Furthermore, the proposed reforms would also incorporate the renaming of the Supreme Court, whether returning to the House of Lords nomenclature (as Ekins prefers, arguing that the adjective ‘Supreme’ alone has encouraged activism on the justices’ part- the merit of which I question here), or to another less grandiose title, such as the ‘Upper Court of Appeal’ (as Wyatt prefers).  In the eyes of both, this renaming would possibly inhibit ‘excessive judicial activism’, on the basis that the justices would no longer be ‘distinguished by title and by composition’ from their judicial brethren, although Wyatt recognises that such a change ‘would be unlikely of itself to make any significant change in the judicial approach’.

Wyatt seemingly envisages a broader range of judges serving on the final court as a way of preventing ‘a small corps of judges’ from becoming ‘detached’ from the ‘range of views and general outlook of the rest of the judiciary’.  This reform, he suggests, would deter the final court from deciding ‘cases on policy grounds, without disclosing an adequate or convincing legal basis’, an institutional hubris that Wyatt argues the House of Lords was equally as susceptible to as the Supreme Court now is, pointing to the Lords’ decisions in Anisminic and CCSU v Minister for Civil Service as examples of when they ruled like a ‘constitutional court with a sense of mission’, ‘rather than simply interpreted a statute’.  

Much of Wyatt’s argument is premised upon this ‘detachment’, confident that judges elevated to the Supreme Court develop a unique conceit by virtue of their occupation of the upper bench, that this is a conceit that leads them to develop novel points of law that more closely resemble policy than legal judgment, and that this could be remedied by ensuring that they are still subject to collegial scrutiny on occasion.  Even if we set aside the question of whether the Supreme Court lapses into policy more than jurisprudence, it is not clear firstly, that this alleged hubris is unique to the Supreme Court justices, and secondly, that if the Supreme Court was broadened, it would resolve the issue as framed by Wyatt. 

A ’detached’ Supreme Court?

** DATA SUPPLIED **
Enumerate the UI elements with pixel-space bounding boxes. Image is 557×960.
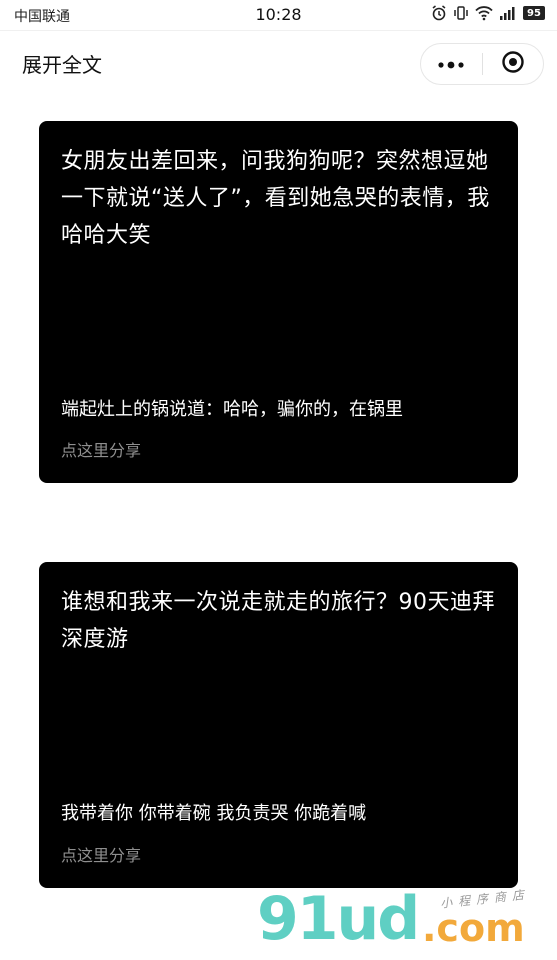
signal-icon <box>499 6 517 20</box>
card-title: 谁想和我来一次说走就走的旅行？90天迪拜深度游 <box>61 590 495 652</box>
battery-icon: 95 <box>523 6 545 20</box>
more-menu-button[interactable] <box>421 44 482 84</box>
status-icons: 95 <box>431 5 545 21</box>
wifi-icon <box>475 5 493 21</box>
close-mini-program-button[interactable] <box>483 44 544 84</box>
share-link[interactable]: 点这里分享 <box>61 842 141 866</box>
page-title: 展开全文 <box>22 53 102 77</box>
watermark-logo: 91ud <box>257 884 420 954</box>
joke-card[interactable]: 谁想和我来一次说走就走的旅行？90天迪拜深度游 我带着你 你带着碗 我负责哭 你… <box>39 562 518 888</box>
more-dots-icon <box>437 55 465 74</box>
vibrate-icon <box>453 5 469 21</box>
nav-bar: 展开全文 <box>0 31 557 93</box>
watermark-domain: .com <box>422 906 525 950</box>
card-title: 女朋友出差回来，问我狗狗呢？突然想逗她一下就说“送人了”，看到她急哭的表情，我哈… <box>61 149 490 248</box>
alarm-icon <box>431 5 447 21</box>
target-close-icon <box>501 50 525 78</box>
status-bar: 中国联通 10:28 95 <box>0 0 557 31</box>
card-punchline: 我带着你 你带着碗 我负责哭 你跪着喊 <box>61 803 367 824</box>
watermark: 91ud 小程序商店 .com <box>257 884 557 960</box>
card-punchline: 端起灶上的锅说道：哈哈，骗你的，在锅里 <box>61 399 403 420</box>
joke-card[interactable]: 女朋友出差回来，问我狗狗呢？突然想逗她一下就说“送人了”，看到她急哭的表情，我哈… <box>39 121 518 483</box>
mini-program-capsule <box>420 43 544 85</box>
share-link[interactable]: 点这里分享 <box>61 437 141 461</box>
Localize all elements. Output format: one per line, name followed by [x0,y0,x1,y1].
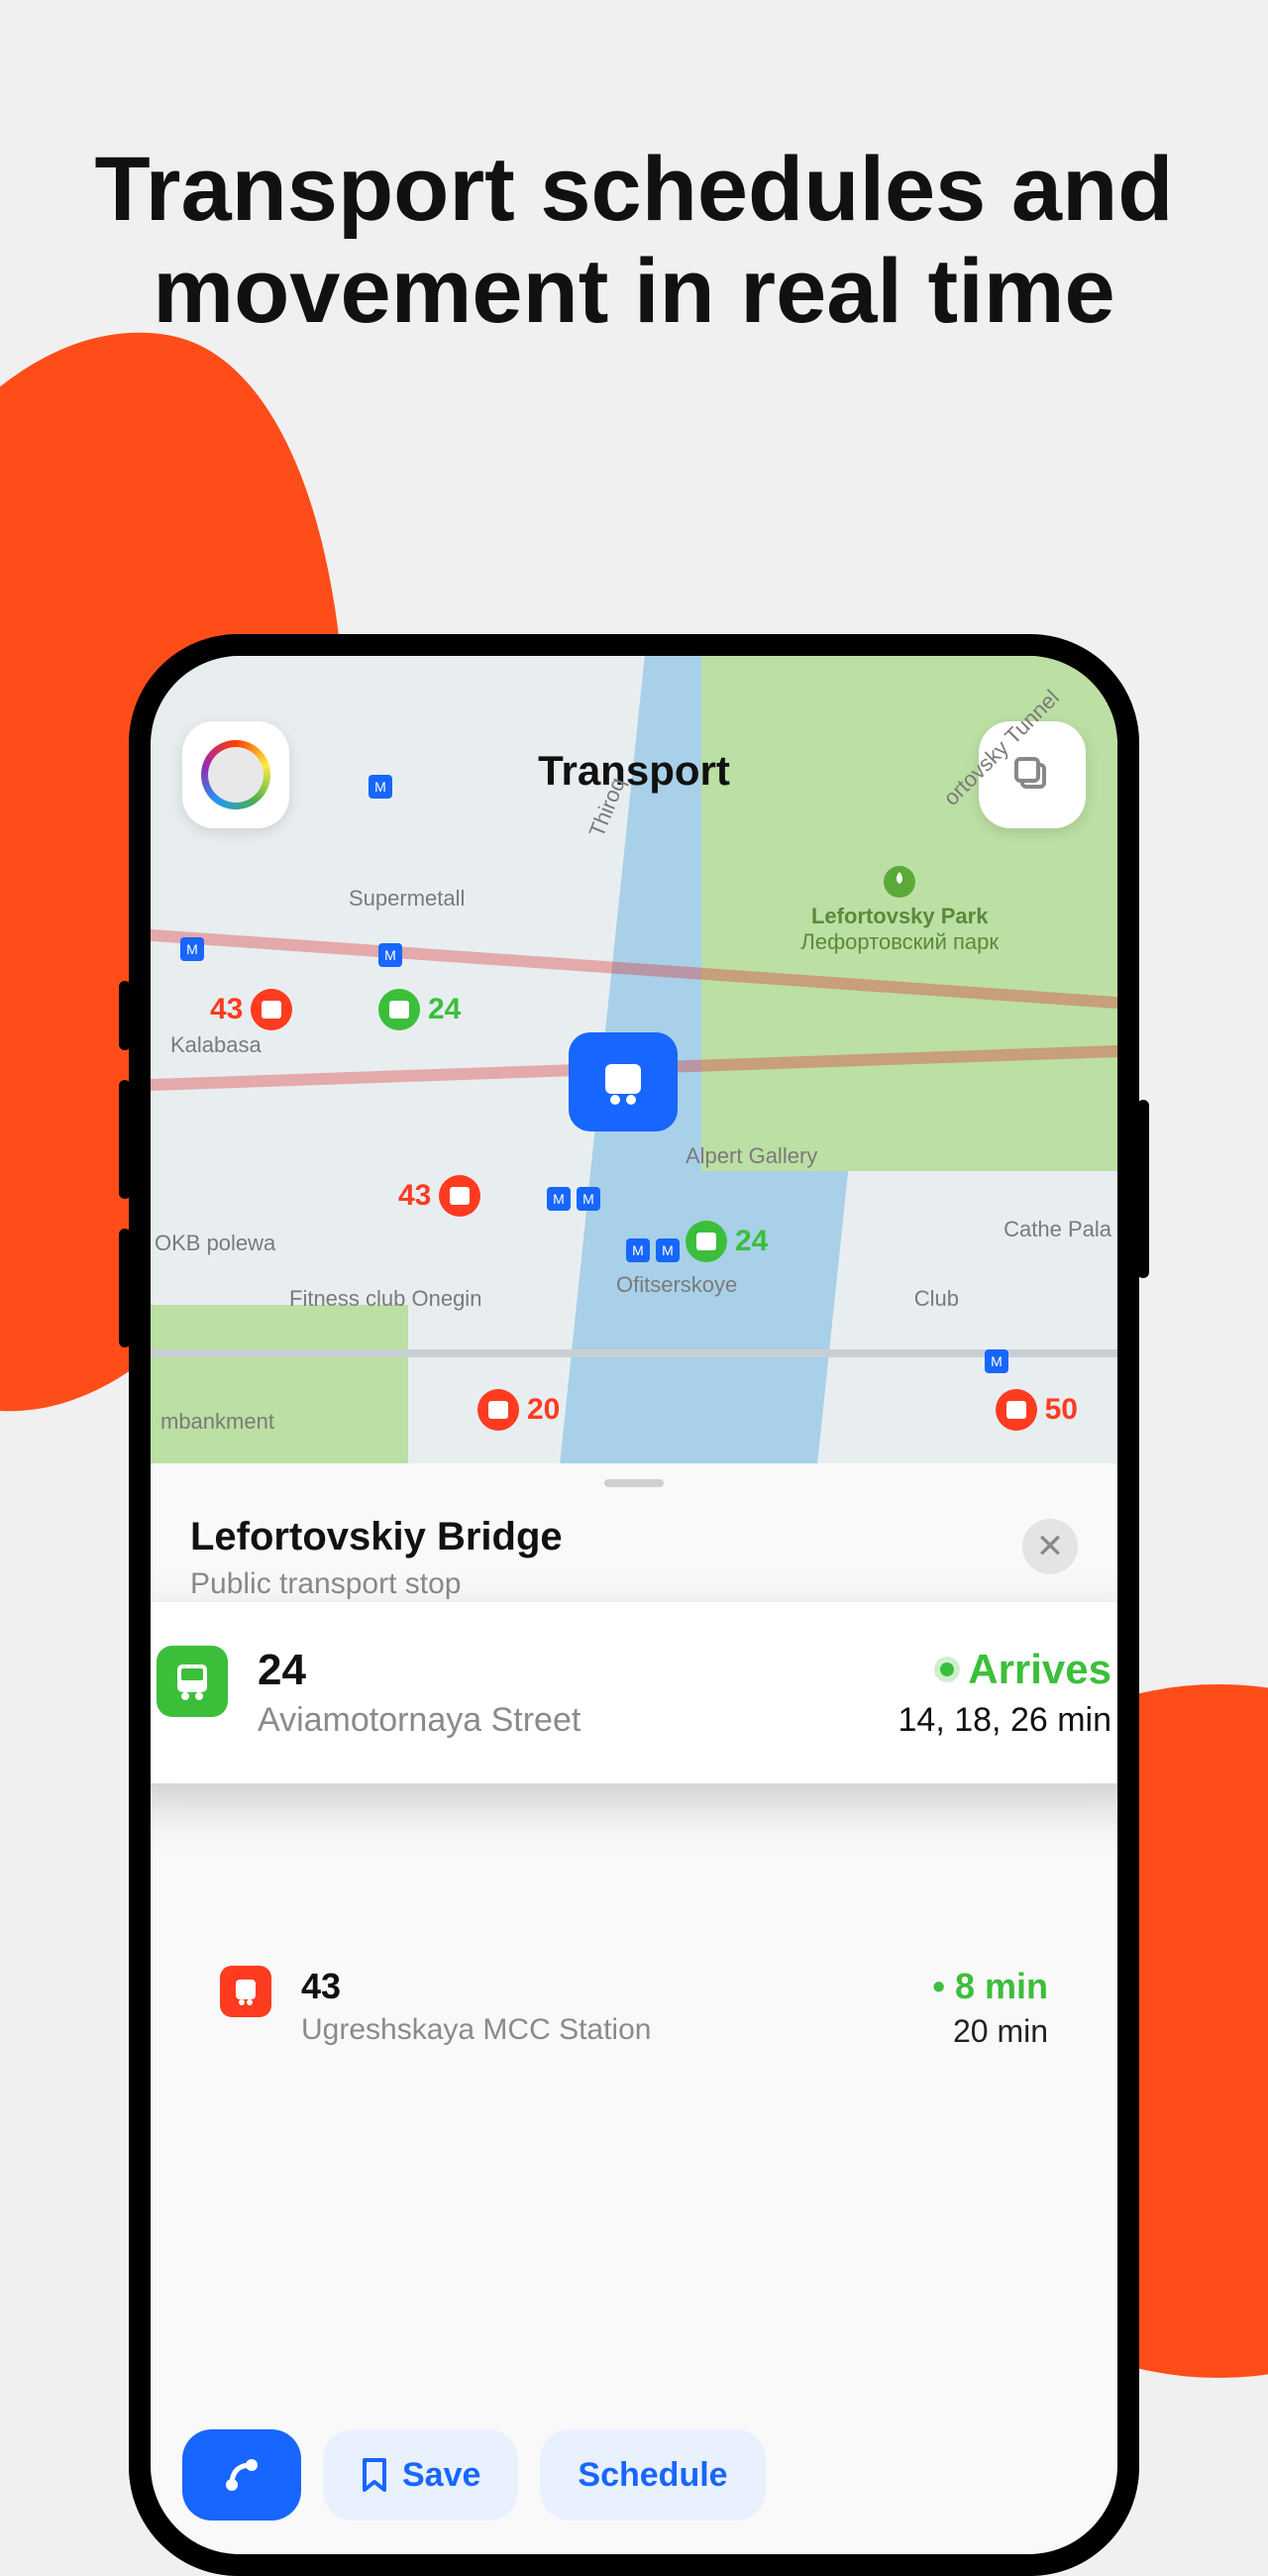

** WHAT THIS EXERCISE ASKS **
#1 Answer from the Supreme Court reform excerpt:
(a) What less grandiose title for the Supreme Court does Wyatt prefer?
(b) Which two decisions of the Lords does Wyatt point to?
(c) Which adjective does Ekins argue has encouraged activism on the justices' part?
#2 Revise the Supreme Court reform excerpt. Rewrite the passage starting with "Wyatt seemingly envisages" and going on through "interpreted a statute’.", and put "group" in place of "corps".
Rely only on the Supreme Court reform excerpt.

** FINAL ANSWERS **
#1
(a) The 'Upper Court of Appeal'
(b) Anisminic and CCSU v Minister for Civil Service
(c) 'Supreme'

#2
Wyatt seemingly envisages a broader range of judges serving on the final court as a way of preventing ‘a small group of judges’ from becoming ‘detached’ from the ‘range of views and general outlook of the rest of the judiciary’.  This reform, he suggests, would deter the final court from deciding ‘cases on policy grounds, without disclosing an adequate or convincing legal basis’, an institutional hubris that Wyatt argues the House of Lords was equally as susceptible to as the Supreme Court now is, pointing to the Lords’ decisions in Anisminic and CCSU v Minister for Civil Service as examples of when they ruled like a ‘constitutional court with a sense of mission’, ‘rather than simply interpreted a statute’.